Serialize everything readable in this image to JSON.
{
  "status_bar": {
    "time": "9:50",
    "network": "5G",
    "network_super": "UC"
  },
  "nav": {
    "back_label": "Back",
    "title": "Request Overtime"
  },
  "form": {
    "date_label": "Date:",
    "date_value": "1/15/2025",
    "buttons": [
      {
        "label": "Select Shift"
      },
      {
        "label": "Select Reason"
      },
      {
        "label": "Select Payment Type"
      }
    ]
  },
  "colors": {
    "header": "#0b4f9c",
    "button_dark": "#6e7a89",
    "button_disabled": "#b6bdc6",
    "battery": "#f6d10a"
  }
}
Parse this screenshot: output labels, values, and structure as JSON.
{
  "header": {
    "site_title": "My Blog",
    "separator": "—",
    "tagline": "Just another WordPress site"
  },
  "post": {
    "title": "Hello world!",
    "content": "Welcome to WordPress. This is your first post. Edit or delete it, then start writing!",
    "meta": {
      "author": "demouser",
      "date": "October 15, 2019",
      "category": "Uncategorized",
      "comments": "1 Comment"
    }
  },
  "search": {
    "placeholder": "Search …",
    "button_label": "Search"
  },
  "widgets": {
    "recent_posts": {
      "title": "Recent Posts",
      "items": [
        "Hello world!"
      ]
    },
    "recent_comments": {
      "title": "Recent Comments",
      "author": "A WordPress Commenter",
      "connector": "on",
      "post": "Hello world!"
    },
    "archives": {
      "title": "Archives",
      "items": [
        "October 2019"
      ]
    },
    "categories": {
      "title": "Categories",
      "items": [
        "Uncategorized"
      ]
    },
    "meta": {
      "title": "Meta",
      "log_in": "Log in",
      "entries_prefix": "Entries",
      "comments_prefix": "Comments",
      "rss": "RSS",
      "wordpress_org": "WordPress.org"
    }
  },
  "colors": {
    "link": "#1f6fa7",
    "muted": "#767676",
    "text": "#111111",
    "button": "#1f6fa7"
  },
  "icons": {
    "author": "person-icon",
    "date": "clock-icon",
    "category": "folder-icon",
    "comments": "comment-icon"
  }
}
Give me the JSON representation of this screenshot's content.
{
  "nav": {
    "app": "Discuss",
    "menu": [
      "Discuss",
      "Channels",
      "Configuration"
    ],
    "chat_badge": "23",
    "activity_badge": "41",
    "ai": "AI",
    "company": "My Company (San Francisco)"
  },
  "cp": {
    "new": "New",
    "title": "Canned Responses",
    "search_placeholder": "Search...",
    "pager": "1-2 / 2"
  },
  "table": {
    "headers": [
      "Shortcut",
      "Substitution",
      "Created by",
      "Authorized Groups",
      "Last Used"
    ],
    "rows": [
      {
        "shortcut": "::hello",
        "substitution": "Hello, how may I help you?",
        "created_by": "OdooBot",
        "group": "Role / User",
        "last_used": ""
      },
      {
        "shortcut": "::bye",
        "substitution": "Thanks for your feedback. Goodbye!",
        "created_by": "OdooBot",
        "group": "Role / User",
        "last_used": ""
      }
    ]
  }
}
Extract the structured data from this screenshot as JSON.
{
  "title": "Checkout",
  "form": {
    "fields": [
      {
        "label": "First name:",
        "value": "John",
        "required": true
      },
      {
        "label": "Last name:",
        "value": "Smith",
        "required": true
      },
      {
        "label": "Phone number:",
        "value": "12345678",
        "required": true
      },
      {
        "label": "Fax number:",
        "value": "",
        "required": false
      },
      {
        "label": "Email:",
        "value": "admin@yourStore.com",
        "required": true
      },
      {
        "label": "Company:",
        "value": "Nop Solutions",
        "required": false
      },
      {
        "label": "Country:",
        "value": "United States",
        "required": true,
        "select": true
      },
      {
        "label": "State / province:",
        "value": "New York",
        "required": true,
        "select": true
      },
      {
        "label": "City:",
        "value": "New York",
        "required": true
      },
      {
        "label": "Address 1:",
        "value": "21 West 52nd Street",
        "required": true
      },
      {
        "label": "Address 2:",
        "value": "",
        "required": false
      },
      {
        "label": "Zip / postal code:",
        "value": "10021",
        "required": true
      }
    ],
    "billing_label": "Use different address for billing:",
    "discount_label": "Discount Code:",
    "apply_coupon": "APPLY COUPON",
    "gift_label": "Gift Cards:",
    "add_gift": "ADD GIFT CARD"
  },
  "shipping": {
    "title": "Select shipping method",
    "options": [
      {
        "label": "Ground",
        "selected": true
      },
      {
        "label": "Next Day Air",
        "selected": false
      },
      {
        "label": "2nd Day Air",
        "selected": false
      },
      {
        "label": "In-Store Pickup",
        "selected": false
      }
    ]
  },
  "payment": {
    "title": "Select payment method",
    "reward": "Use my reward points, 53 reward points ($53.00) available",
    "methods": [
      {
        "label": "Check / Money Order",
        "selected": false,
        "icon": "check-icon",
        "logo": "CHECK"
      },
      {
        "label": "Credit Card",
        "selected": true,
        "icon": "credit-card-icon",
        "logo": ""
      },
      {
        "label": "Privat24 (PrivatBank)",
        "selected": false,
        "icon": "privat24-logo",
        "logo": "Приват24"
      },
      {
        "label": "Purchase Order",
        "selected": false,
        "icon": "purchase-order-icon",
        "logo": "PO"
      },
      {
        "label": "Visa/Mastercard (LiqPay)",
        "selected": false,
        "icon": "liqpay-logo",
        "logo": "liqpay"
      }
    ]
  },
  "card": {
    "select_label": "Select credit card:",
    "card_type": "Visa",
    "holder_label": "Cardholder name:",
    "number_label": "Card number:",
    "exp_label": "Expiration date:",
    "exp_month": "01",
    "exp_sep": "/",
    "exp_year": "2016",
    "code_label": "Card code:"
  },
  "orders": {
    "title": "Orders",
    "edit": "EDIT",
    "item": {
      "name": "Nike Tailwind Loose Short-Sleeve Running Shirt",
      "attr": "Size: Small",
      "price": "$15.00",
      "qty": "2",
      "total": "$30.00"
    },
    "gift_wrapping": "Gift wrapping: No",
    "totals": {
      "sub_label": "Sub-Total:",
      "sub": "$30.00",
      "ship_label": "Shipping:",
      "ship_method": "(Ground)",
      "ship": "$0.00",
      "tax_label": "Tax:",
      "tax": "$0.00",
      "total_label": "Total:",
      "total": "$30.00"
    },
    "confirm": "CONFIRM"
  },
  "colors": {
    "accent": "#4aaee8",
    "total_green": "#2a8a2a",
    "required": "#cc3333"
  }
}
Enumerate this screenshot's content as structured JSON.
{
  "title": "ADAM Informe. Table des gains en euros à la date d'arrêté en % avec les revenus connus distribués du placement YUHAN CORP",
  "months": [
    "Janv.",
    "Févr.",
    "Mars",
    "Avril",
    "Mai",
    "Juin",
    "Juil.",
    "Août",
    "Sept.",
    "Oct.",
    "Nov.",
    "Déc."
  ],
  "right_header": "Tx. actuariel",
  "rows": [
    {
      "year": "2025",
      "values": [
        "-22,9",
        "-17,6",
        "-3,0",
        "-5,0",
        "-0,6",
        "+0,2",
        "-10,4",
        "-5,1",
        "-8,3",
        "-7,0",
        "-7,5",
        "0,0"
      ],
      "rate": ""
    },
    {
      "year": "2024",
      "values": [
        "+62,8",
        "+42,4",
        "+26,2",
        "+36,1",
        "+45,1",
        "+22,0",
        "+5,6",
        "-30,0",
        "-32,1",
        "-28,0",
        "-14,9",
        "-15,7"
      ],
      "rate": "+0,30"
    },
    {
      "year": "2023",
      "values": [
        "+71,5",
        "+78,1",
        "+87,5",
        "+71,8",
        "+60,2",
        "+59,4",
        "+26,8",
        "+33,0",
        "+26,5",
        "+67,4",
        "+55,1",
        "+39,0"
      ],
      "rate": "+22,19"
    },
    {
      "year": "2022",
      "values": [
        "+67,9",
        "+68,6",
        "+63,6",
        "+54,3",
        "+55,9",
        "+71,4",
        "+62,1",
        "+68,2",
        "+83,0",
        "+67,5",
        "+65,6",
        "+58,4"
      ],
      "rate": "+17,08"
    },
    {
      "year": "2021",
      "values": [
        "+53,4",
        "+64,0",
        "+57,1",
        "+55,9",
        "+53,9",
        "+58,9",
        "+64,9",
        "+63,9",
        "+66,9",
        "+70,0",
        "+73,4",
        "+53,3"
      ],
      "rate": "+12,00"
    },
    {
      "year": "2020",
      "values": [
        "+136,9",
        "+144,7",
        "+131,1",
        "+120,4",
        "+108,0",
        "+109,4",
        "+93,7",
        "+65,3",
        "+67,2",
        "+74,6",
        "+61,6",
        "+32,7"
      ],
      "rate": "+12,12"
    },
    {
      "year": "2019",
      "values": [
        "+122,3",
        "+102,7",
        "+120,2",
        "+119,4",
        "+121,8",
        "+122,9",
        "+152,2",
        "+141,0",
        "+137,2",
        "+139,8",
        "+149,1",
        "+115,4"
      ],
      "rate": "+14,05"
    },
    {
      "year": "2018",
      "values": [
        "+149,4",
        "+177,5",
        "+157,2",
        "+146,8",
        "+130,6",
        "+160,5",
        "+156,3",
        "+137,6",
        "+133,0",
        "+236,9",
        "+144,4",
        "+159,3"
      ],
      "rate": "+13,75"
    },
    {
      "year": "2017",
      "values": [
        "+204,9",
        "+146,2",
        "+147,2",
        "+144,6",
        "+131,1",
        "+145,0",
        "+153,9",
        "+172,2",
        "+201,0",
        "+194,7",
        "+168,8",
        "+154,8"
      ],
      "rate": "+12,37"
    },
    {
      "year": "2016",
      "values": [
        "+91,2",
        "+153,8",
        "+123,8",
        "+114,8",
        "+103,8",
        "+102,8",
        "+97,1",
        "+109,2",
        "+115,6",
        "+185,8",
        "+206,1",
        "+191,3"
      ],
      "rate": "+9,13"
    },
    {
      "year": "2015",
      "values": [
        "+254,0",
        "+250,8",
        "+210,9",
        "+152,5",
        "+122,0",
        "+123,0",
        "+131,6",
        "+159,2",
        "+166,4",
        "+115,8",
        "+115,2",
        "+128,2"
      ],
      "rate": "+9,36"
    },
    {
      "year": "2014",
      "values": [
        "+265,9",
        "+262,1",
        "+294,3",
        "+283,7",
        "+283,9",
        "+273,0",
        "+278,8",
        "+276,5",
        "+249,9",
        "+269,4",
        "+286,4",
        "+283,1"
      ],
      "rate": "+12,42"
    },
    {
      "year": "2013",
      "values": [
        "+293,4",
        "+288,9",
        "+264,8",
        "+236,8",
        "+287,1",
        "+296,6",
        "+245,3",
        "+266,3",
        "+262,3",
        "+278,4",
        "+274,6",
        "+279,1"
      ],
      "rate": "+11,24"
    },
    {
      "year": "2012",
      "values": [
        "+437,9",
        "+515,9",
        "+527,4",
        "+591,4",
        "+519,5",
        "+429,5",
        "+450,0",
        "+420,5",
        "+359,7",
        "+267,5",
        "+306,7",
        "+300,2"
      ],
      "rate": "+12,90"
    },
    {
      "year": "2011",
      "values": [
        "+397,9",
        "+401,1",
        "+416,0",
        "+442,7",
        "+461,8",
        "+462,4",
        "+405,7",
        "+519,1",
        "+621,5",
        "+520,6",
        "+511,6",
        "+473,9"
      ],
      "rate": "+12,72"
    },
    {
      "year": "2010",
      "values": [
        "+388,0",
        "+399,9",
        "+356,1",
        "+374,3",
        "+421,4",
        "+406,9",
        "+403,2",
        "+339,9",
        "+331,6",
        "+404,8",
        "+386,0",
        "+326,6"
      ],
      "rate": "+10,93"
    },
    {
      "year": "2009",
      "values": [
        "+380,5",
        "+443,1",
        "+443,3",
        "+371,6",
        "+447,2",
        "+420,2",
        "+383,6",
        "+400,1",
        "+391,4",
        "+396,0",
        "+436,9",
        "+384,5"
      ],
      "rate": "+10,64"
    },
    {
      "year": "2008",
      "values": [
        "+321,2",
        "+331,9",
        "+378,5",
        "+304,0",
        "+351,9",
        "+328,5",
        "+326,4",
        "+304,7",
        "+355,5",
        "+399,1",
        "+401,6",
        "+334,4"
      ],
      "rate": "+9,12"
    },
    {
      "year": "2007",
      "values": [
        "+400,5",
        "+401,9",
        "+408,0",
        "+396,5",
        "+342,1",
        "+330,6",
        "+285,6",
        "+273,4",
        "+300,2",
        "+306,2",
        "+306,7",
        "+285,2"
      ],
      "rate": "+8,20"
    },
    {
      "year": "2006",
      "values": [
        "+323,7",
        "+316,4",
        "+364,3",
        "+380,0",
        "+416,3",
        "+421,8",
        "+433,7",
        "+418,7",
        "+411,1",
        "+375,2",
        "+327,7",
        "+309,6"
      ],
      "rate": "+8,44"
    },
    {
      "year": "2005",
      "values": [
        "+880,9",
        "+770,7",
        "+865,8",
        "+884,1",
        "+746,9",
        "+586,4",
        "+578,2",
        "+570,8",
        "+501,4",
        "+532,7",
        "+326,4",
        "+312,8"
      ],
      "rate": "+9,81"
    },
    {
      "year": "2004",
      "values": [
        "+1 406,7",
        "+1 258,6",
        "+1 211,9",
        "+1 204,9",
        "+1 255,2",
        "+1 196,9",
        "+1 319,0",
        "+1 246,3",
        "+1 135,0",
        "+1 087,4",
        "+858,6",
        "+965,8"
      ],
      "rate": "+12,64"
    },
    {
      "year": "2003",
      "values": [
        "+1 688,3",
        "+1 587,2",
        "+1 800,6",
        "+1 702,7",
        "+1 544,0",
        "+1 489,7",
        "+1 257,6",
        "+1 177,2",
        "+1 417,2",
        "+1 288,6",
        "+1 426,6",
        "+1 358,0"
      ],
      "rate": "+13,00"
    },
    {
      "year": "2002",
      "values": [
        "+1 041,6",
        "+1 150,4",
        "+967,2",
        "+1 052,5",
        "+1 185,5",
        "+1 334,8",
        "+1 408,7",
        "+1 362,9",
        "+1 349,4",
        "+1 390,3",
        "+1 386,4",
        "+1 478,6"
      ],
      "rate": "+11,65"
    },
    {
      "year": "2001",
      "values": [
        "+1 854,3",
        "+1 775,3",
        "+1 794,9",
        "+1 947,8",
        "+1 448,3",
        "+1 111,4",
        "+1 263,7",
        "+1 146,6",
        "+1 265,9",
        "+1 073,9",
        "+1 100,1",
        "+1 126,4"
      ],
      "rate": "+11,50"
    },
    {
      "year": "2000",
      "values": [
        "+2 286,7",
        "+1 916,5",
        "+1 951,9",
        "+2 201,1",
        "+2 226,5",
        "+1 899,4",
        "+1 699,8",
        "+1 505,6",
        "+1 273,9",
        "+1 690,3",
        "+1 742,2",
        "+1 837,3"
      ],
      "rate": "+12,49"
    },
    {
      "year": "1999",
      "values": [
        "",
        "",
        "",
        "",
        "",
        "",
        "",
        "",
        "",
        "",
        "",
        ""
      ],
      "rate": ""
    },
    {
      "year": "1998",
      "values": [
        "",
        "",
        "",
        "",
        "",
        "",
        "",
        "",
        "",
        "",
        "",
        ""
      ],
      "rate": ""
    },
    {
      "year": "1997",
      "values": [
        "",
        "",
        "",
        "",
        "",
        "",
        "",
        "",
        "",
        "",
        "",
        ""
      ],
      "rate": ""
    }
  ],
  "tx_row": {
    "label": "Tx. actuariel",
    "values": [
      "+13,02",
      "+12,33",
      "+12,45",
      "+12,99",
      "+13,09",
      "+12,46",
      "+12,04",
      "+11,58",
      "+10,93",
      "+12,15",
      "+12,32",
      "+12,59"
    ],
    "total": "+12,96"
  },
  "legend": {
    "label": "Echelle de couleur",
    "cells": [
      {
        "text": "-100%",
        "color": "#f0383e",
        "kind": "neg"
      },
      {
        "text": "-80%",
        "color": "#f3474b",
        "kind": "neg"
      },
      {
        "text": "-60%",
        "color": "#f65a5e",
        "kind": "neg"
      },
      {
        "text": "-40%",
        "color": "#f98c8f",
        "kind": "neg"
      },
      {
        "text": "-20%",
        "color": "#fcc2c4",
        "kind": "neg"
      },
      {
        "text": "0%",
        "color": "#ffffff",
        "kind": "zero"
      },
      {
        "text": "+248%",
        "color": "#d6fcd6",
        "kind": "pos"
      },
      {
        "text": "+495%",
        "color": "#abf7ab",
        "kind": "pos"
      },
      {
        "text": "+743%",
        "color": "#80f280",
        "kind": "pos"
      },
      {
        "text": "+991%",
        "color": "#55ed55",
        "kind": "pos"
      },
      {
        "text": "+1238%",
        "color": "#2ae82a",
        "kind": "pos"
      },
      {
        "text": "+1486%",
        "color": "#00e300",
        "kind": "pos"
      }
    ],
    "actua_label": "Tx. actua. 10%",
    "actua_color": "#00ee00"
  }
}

Set problem: From the entries above, pull out each line that includes "content".

In response:
    "content": "Welcome to WordPress. This is your first post. Edit or delete it, then start writing!",
Give me the JSON representation of this screenshot's content.
Enumerate this screenshot's content as structured JSON.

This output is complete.